### EXERCISE DETAILS
Exactly as written, quote every line that follows, skipping the images.

==== DATASET ====

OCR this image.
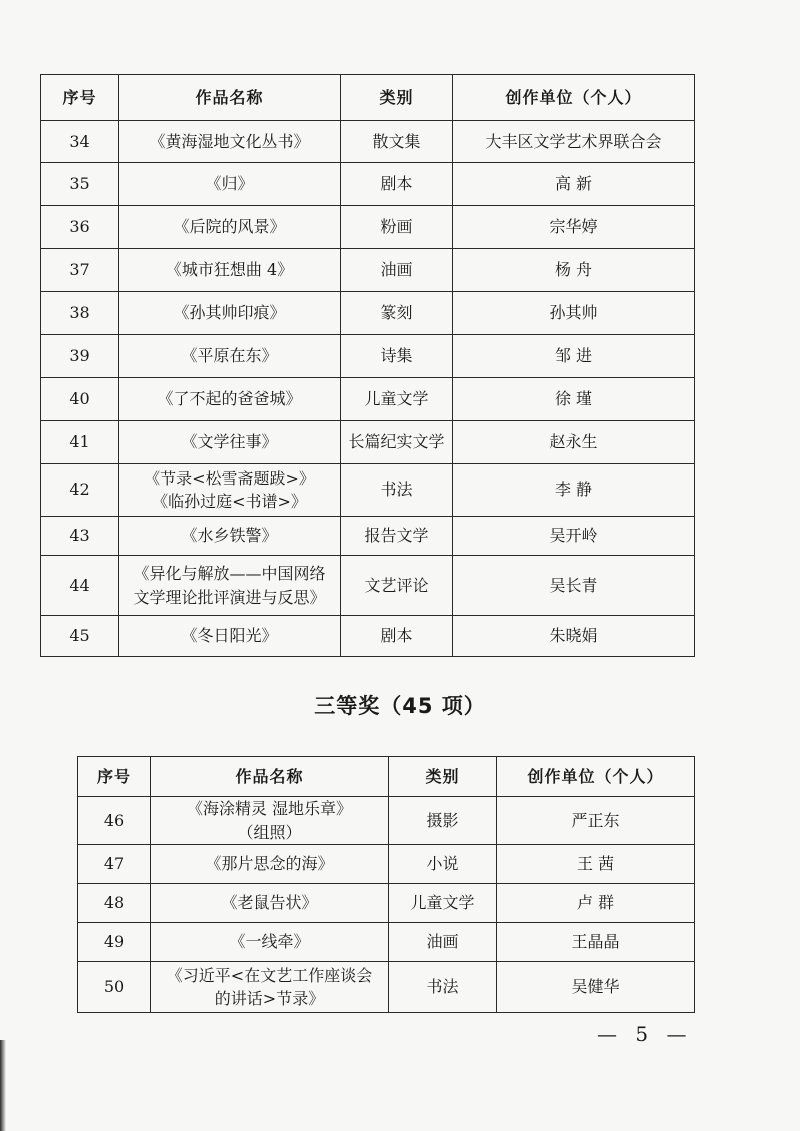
序号	作品名称	类别	创作单位（个人）
34	《黄海湿地文化丛书》	散文集	大丰区文学艺术界联合会
35	《归》	剧本	高 新
36	《后院的风景》	粉画	宗华婷
37	《城市狂想曲 4》	油画	杨 舟
38	《孙其帅印痕》	篆刻	孙其帅
39	《平原在东》	诗集	邹 进
40	《了不起的爸爸城》	儿童文学	徐 瑾
41	《文学往事》	长篇纪实文学	赵永生
42	《节录<松雪斋题跋>》
《临孙过庭<书谱>》	书法	李 静
43	《水乡铁警》	报告文学	吴开岭
44	《异化与解放——中国网络
文学理论批评演进与反思》	文艺评论	吴长青
45	《冬日阳光》	剧本	朱晓娟
三等奖（45 项）
序号	作品名称	类别	创作单位（个人）
46	《海涂精灵 湿地乐章》
（组照）	摄影	严正东
47	《那片思念的海》	小说	王 茜
48	《老鼠告状》	儿童文学	卢 群
49	《一线牵》	油画	王晶晶
50	《习近平<在文艺工作座谈会
的讲话>节录》	书法	吴健华
— 5 —
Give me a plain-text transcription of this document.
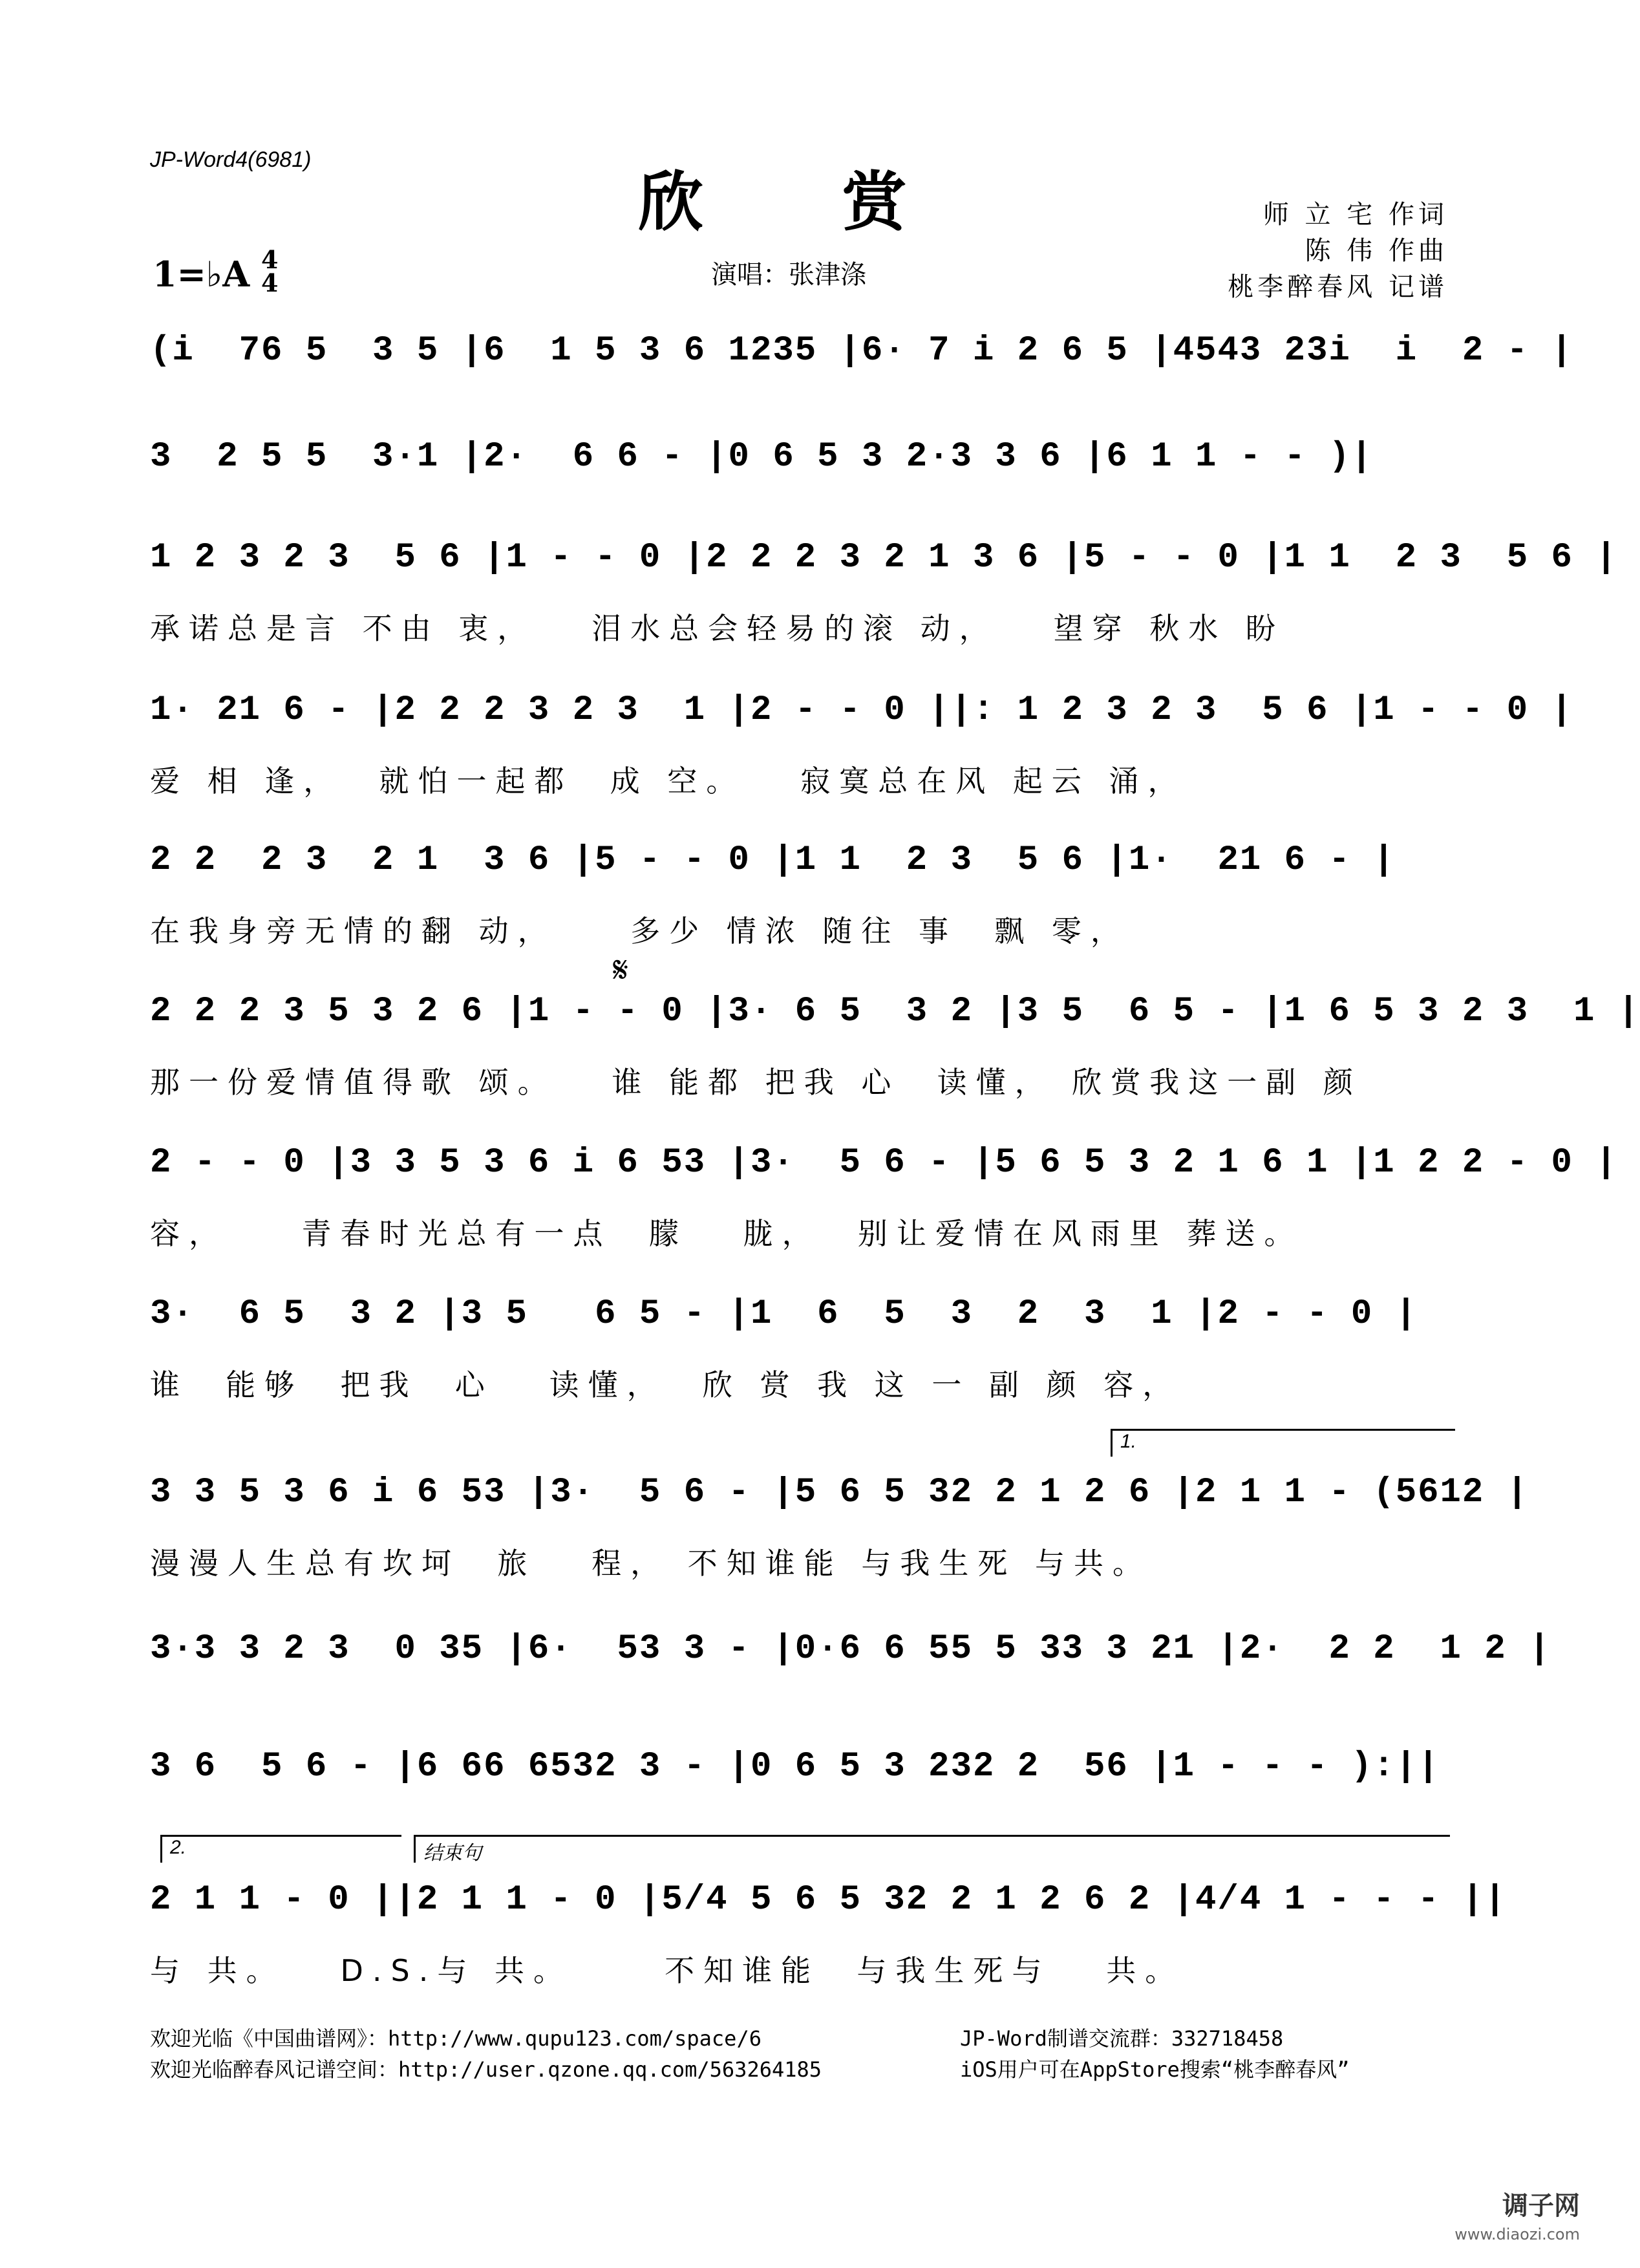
JP-Word4(6981)
欣 赏	师 立 宅 作词
陈 伟 作曲
桃李醉春风 记谱
1=♭A 4
4	演唱：张津涤
𝄋
1.
2.	结束句
(i  76 5  3 5 |6  1 5 3 6 1235 |6· 7 i 2 6 5 |4543 23i  i  2 - |
3  2 5 5  3·1 |2·  6 6 - |0 6 5 3 2·3 3 6 |6 1 1 - - )|
1 2 3 2 3  5 6 |1 - - 0 |2 2 2 3 2 1 3 6 |5 - - 0 |1 1  2 3  5 6 |
承诺总是言 不由 衷，   泪水总会轻易的滚 动，   望穿 秋水 盼
1· 21 6 - |2 2 2 3 2 3  1 |2 - - 0 ||: 1 2 3 2 3  5 6 |1 - - 0 |
爱 相 逢，  就怕一起都  成 空。   寂寞总在风 起云 涌，
2 2  2 3  2 1  3 6 |5 - - 0 |1 1  2 3  5 6 |1·  21 6 - |
在我身旁无情的翻 动，    多少 情浓 随往 事  飘 零，
2 2 2 3 5 3 2 6 |1 - - 0 |3· 6 5  3 2 |3 5  6 5 - |1 6 5 3 2 3  1 |
那一份爱情值得歌 颂。   谁 能都 把我 心  读懂， 欣赏我这一副 颜
2 - - 0 |3 3 5 3 6 i 6 53 |3·  5 6 - |5 6 5 3 2 1 6 1 |1 2 2 - 0 |
容，    青春时光总有一点  朦   胧，  别让爱情在风雨里 葬送。
3·  6 5  3 2 |3 5   6 5 - |1  6  5  3  2  3  1 |2 - - 0 |
谁  能够  把我  心   读懂，  欣 赏 我 这 一 副 颜 容，
3 3 5 3 6 i 6 53 |3·  5 6 - |5 6 5 32 2 1 2 6 |2 1 1 - (5612 |
漫漫人生总有坎坷  旅   程， 不知谁能 与我生死 与共。
3·3 3 2 3  0 35 |6·  53 3 - |0·6 6 55 5 33 3 21 |2·  2 2  1 2 |
3 6  5 6 - |6 66 6532 3 - |0 6 5 3 232 2  56 |1 - - - ):||
2 1 1 - 0 ||2 1 1 - 0 |5/4 5 6 5 32 2 1 2 6 2 |4/4 1 - - - ||
与 共。   D.S.与 共。     不知谁能  与我生死与   共。
欢迎光临《中国曲谱网》：http://www.qupu123.com/space/6
欢迎光临醉春风记谱空间：http://user.qzone.qq.com/563264185
JP-Word制谱交流群：332718458
iOS用户可在AppStore搜索“桃李醉春风”
调子网
www.diaozi.com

====

### RESPONSE TO THE TASK
OCR this image.
序号	作品名称	类别	创作单位（个人）
34	《黄海湿地文化丛书》	散文集	大丰区文学艺术界联合会
35	《归》	剧本	高 新
36	《后院的风景》	粉画	宗华婷
37	《城市狂想曲 4》	油画	杨 舟
38	《孙其帅印痕》	篆刻	孙其帅
39	《平原在东》	诗集	邹 进
40	《了不起的爸爸城》	儿童文学	徐 瑾
41	《文学往事》	长篇纪实文学	赵永生
42	《节录<松雪斋题跋>》
《临孙过庭<书谱>》	书法	李 静
43	《水乡铁警》	报告文学	吴开岭
44	《异化与解放——中国网络
文学理论批评演进与反思》	文艺评论	吴长青
45	《冬日阳光》	剧本	朱晓娟
三等奖（45 项）
序号	作品名称	类别	创作单位（个人）
46	《海涂精灵 湿地乐章》
（组照）	摄影	严正东
47	《那片思念的海》	小说	王 茜
48	《老鼠告状》	儿童文学	卢 群
49	《一线牵》	油画	王晶晶
50	《习近平<在文艺工作座谈会
的讲话>节录》	书法	吴健华
— 5 —
Give me a plain-text transcription of this document.
JP-Word4(6981)
欣 赏	师 立 宅 作词
陈 伟 作曲
桃李醉春风 记谱
1=♭A 4
4	演唱：张津涤
𝄋
1.
2.	结束句
(i  76 5  3 5 |6  1 5 3 6 1235 |6· 7 i 2 6 5 |4543 23i  i  2 - |
3  2 5 5  3·1 |2·  6 6 - |0 6 5 3 2·3 3 6 |6 1 1 - - )|
1 2 3 2 3  5 6 |1 - - 0 |2 2 2 3 2 1 3 6 |5 - - 0 |1 1  2 3  5 6 |
承诺总是言 不由 衷，   泪水总会轻易的滚 动，   望穿 秋水 盼
1· 21 6 - |2 2 2 3 2 3  1 |2 - - 0 ||: 1 2 3 2 3  5 6 |1 - - 0 |
爱 相 逢，  就怕一起都  成 空。   寂寞总在风 起云 涌，
2 2  2 3  2 1  3 6 |5 - - 0 |1 1  2 3  5 6 |1·  21 6 - |
在我身旁无情的翻 动，    多少 情浓 随往 事  飘 零，
2 2 2 3 5 3 2 6 |1 - - 0 |3· 6 5  3 2 |3 5  6 5 - |1 6 5 3 2 3  1 |
那一份爱情值得歌 颂。   谁 能都 把我 心  读懂， 欣赏我这一副 颜
2 - - 0 |3 3 5 3 6 i 6 53 |3·  5 6 - |5 6 5 3 2 1 6 1 |1 2 2 - 0 |
容，    青春时光总有一点  朦   胧，  别让爱情在风雨里 葬送。
3·  6 5  3 2 |3 5   6 5 - |1  6  5  3  2  3  1 |2 - - 0 |
谁  能够  把我  心   读懂，  欣 赏 我 这 一 副 颜 容，
3 3 5 3 6 i 6 53 |3·  5 6 - |5 6 5 32 2 1 2 6 |2 1 1 - (5612 |
漫漫人生总有坎坷  旅   程， 不知谁能 与我生死 与共。
3·3 3 2 3  0 35 |6·  53 3 - |0·6 6 55 5 33 3 21 |2·  2 2  1 2 |
3 6  5 6 - |6 66 6532 3 - |0 6 5 3 232 2  56 |1 - - - ):||
2 1 1 - 0 ||2 1 1 - 0 |5/4 5 6 5 32 2 1 2 6 2 |4/4 1 - - - ||
与 共。   D.S.与 共。     不知谁能  与我生死与   共。
欢迎光临《中国曲谱网》：http://www.qupu123.com/space/6
欢迎光临醉春风记谱空间：http://user.qzone.qq.com/563264185
JP-Word制谱交流群：332718458
iOS用户可在AppStore搜索“桃李醉春风”
调子网
www.diaozi.com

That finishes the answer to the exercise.